Problem to work on: Repeat each line of the material exactly.

Supplied entries:
****

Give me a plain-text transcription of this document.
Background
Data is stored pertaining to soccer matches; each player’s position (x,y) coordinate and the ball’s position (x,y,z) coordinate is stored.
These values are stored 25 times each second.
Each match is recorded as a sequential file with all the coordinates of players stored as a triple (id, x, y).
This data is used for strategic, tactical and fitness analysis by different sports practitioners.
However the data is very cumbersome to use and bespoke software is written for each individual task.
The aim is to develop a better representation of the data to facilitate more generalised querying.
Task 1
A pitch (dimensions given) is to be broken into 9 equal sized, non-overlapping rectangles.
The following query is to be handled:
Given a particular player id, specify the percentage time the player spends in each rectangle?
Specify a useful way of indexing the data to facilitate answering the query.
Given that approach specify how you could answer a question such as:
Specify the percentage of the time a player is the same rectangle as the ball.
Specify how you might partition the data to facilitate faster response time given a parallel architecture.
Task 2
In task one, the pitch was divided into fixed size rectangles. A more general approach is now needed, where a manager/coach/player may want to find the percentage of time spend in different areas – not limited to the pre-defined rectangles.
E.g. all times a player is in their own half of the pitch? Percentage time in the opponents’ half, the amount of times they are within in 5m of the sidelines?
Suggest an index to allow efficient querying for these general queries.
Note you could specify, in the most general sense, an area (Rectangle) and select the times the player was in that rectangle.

****

Exercise output:
Give me a plain-text transcription of this document.
Background
Data is stored pertaining to soccer matches; each player’s position (x,y) coordinate and the ball’s position (x,y,z) coordinate is stored.
These values are stored 25 times each second.
Each match is recorded as a sequential file with all the coordinates of players stored as a triple (id, x, y).
This data is used for strategic, tactical and fitness analysis by different sports practitioners.
However the data is very cumbersome to use and bespoke software is written for each individual task.
The aim is to develop a better representation of the data to facilitate more generalised querying.
Task 1
A pitch (dimensions given) is to be broken into 9 equal sized, non-overlapping rectangles.
The following query is to be handled:
Given a particular player id, specify the percentage time the player spends in each rectangle?
Specify a useful way of indexing the data to facilitate answering the query.
Given that approach specify how you could answer a question such as:
Specify the percentage of the time a player is the same rectangle as the ball.
Specify how you might partition the data to facilitate faster response time given a parallel architecture.
Task 2
In task one, the pitch was divided into fixed size rectangles. A more general approach is now needed, where a manager/coach/player may want to find the percentage of time spend in different areas – not limited to the pre-defined rectangles.
E.g. all times a player is in their own half of the pitch? Percentage time in the opponents’ half, the amount of times they are within in 5m of the sidelines?
Suggest an index to allow efficient querying for these general queries.
Note you could specify, in the most general sense, an area (Rectangle) and select the times the player was in that rectangle.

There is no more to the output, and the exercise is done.